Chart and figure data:
[START]
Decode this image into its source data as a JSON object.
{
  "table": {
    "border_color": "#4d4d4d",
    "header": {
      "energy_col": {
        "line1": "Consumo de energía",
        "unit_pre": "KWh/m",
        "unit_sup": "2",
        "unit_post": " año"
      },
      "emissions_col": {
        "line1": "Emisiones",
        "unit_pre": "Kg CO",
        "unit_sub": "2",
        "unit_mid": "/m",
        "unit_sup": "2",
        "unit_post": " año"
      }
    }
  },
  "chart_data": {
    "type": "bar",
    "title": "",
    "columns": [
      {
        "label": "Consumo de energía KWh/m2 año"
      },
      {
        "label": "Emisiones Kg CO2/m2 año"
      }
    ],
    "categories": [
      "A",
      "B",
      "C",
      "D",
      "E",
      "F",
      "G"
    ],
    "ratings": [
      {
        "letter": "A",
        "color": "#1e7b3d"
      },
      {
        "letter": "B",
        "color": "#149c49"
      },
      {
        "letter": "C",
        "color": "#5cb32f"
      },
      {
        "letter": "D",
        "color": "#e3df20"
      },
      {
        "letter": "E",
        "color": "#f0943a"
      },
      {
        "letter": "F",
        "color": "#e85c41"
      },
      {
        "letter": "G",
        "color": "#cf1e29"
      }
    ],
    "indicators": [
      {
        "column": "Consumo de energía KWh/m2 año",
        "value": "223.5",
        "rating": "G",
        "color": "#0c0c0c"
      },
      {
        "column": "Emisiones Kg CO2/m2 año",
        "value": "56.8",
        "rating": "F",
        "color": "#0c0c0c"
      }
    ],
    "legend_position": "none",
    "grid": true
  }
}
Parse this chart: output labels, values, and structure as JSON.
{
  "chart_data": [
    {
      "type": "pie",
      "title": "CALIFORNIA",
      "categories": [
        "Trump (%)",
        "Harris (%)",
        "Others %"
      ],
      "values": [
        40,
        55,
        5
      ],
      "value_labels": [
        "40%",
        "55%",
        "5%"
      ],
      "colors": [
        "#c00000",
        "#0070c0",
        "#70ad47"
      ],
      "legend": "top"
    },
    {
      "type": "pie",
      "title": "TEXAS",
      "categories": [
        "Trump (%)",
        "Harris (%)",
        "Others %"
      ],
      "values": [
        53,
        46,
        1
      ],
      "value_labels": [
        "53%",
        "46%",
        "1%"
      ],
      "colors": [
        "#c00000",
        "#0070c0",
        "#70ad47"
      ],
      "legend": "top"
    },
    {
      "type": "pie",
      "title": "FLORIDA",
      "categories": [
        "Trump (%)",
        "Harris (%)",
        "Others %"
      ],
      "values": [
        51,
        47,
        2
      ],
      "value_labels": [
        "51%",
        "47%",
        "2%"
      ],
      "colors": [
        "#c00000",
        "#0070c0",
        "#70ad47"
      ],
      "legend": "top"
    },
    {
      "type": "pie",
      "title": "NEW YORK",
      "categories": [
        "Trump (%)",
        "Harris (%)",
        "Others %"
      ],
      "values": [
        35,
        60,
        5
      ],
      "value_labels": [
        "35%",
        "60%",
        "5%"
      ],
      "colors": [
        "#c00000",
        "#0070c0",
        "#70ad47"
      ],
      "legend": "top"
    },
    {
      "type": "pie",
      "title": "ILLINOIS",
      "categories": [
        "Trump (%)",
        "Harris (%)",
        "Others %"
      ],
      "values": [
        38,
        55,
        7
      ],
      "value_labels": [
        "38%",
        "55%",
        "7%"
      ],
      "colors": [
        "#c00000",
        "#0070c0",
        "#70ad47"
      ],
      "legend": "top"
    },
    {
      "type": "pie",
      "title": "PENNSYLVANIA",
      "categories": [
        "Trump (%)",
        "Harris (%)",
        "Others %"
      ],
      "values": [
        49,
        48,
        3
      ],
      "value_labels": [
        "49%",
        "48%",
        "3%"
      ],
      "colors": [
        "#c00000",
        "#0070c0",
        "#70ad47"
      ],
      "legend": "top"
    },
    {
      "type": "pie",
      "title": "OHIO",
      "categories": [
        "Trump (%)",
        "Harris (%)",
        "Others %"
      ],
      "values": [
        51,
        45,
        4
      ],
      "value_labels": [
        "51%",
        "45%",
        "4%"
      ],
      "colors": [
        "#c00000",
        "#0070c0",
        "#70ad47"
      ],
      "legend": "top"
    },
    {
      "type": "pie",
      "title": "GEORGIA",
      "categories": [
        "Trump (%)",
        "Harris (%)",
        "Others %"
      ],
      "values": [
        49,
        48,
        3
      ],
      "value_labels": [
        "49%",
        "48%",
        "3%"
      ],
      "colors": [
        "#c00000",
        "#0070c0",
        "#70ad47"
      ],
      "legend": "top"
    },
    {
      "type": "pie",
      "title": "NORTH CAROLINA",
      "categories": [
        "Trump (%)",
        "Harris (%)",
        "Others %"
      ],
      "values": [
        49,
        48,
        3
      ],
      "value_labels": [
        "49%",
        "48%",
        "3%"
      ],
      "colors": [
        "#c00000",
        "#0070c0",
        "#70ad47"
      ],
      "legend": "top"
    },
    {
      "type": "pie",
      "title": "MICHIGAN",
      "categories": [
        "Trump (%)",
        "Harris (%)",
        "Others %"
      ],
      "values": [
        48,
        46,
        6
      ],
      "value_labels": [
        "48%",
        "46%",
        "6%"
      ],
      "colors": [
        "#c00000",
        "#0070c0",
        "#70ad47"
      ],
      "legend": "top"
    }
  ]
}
[END]
PROBLEM STATEMENT:
The records above should be returned exactly.

TASK RESULT:
Decode this image into its source data as a JSON object.
{
  "table": {
    "border_color": "#4d4d4d",
    "header": {
      "energy_col": {
        "line1": "Consumo de energía",
        "unit_pre": "KWh/m",
        "unit_sup": "2",
        "unit_post": " año"
      },
      "emissions_col": {
        "line1": "Emisiones",
        "unit_pre": "Kg CO",
        "unit_sub": "2",
        "unit_mid": "/m",
        "unit_sup": "2",
        "unit_post": " año"
      }
    }
  },
  "chart_data": {
    "type": "bar",
    "title": "",
    "columns": [
      {
        "label": "Consumo de energía KWh/m2 año"
      },
      {
        "label": "Emisiones Kg CO2/m2 año"
      }
    ],
    "categories": [
      "A",
      "B",
      "C",
      "D",
      "E",
      "F",
      "G"
    ],
    "ratings": [
      {
        "letter": "A",
        "color": "#1e7b3d"
      },
      {
        "letter": "B",
        "color": "#149c49"
      },
      {
        "letter": "C",
        "color": "#5cb32f"
      },
      {
        "letter": "D",
        "color": "#e3df20"
      },
      {
        "letter": "E",
        "color": "#f0943a"
      },
      {
        "letter": "F",
        "color": "#e85c41"
      },
      {
        "letter": "G",
        "color": "#cf1e29"
      }
    ],
    "indicators": [
      {
        "column": "Consumo de energía KWh/m2 año",
        "value": "223.5",
        "rating": "G",
        "color": "#0c0c0c"
      },
      {
        "column": "Emisiones Kg CO2/m2 año",
        "value": "56.8",
        "rating": "F",
        "color": "#0c0c0c"
      }
    ],
    "legend_position": "none",
    "grid": true
  }
}
Parse this chart: output labels, values, and structure as JSON.
{
  "chart_data": [
    {
      "type": "pie",
      "title": "CALIFORNIA",
      "categories": [
        "Trump (%)",
        "Harris (%)",
        "Others %"
      ],
      "values": [
        40,
        55,
        5
      ],
      "value_labels": [
        "40%",
        "55%",
        "5%"
      ],
      "colors": [
        "#c00000",
        "#0070c0",
        "#70ad47"
      ],
      "legend": "top"
    },
    {
      "type": "pie",
      "title": "TEXAS",
      "categories": [
        "Trump (%)",
        "Harris (%)",
        "Others %"
      ],
      "values": [
        53,
        46,
        1
      ],
      "value_labels": [
        "53%",
        "46%",
        "1%"
      ],
      "colors": [
        "#c00000",
        "#0070c0",
        "#70ad47"
      ],
      "legend": "top"
    },
    {
      "type": "pie",
      "title": "FLORIDA",
      "categories": [
        "Trump (%)",
        "Harris (%)",
        "Others %"
      ],
      "values": [
        51,
        47,
        2
      ],
      "value_labels": [
        "51%",
        "47%",
        "2%"
      ],
      "colors": [
        "#c00000",
        "#0070c0",
        "#70ad47"
      ],
      "legend": "top"
    },
    {
      "type": "pie",
      "title": "NEW YORK",
      "categories": [
        "Trump (%)",
        "Harris (%)",
        "Others %"
      ],
      "values": [
        35,
        60,
        5
      ],
      "value_labels": [
        "35%",
        "60%",
        "5%"
      ],
      "colors": [
        "#c00000",
        "#0070c0",
        "#70ad47"
      ],
      "legend": "top"
    },
    {
      "type": "pie",
      "title": "ILLINOIS",
      "categories": [
        "Trump (%)",
        "Harris (%)",
        "Others %"
      ],
      "values": [
        38,
        55,
        7
      ],
      "value_labels": [
        "38%",
        "55%",
        "7%"
      ],
      "colors": [
        "#c00000",
        "#0070c0",
        "#70ad47"
      ],
      "legend": "top"
    },
    {
      "type": "pie",
      "title": "PENNSYLVANIA",
      "categories": [
        "Trump (%)",
        "Harris (%)",
        "Others %"
      ],
      "values": [
        49,
        48,
        3
      ],
      "value_labels": [
        "49%",
        "48%",
        "3%"
      ],
      "colors": [
        "#c00000",
        "#0070c0",
        "#70ad47"
      ],
      "legend": "top"
    },
    {
      "type": "pie",
      "title": "OHIO",
      "categories": [
        "Trump (%)",
        "Harris (%)",
        "Others %"
      ],
      "values": [
        51,
        45,
        4
      ],
      "value_labels": [
        "51%",
        "45%",
        "4%"
      ],
      "colors": [
        "#c00000",
        "#0070c0",
        "#70ad47"
      ],
      "legend": "top"
    },
    {
      "type": "pie",
      "title": "GEORGIA",
      "categories": [
        "Trump (%)",
        "Harris (%)",
        "Others %"
      ],
      "values": [
        49,
        48,
        3
      ],
      "value_labels": [
        "49%",
        "48%",
        "3%"
      ],
      "colors": [
        "#c00000",
        "#0070c0",
        "#70ad47"
      ],
      "legend": "top"
    },
    {
      "type": "pie",
      "title": "NORTH CAROLINA",
      "categories": [
        "Trump (%)",
        "Harris (%)",
        "Others %"
      ],
      "values": [
        49,
        48,
        3
      ],
      "value_labels": [
        "49%",
        "48%",
        "3%"
      ],
      "colors": [
        "#c00000",
        "#0070c0",
        "#70ad47"
      ],
      "legend": "top"
    },
    {
      "type": "pie",
      "title": "MICHIGAN",
      "categories": [
        "Trump (%)",
        "Harris (%)",
        "Others %"
      ],
      "values": [
        48,
        46,
        6
      ],
      "value_labels": [
        "48%",
        "46%",
        "6%"
      ],
      "colors": [
        "#c00000",
        "#0070c0",
        "#70ad47"
      ],
      "legend": "top"
    }
  ]
}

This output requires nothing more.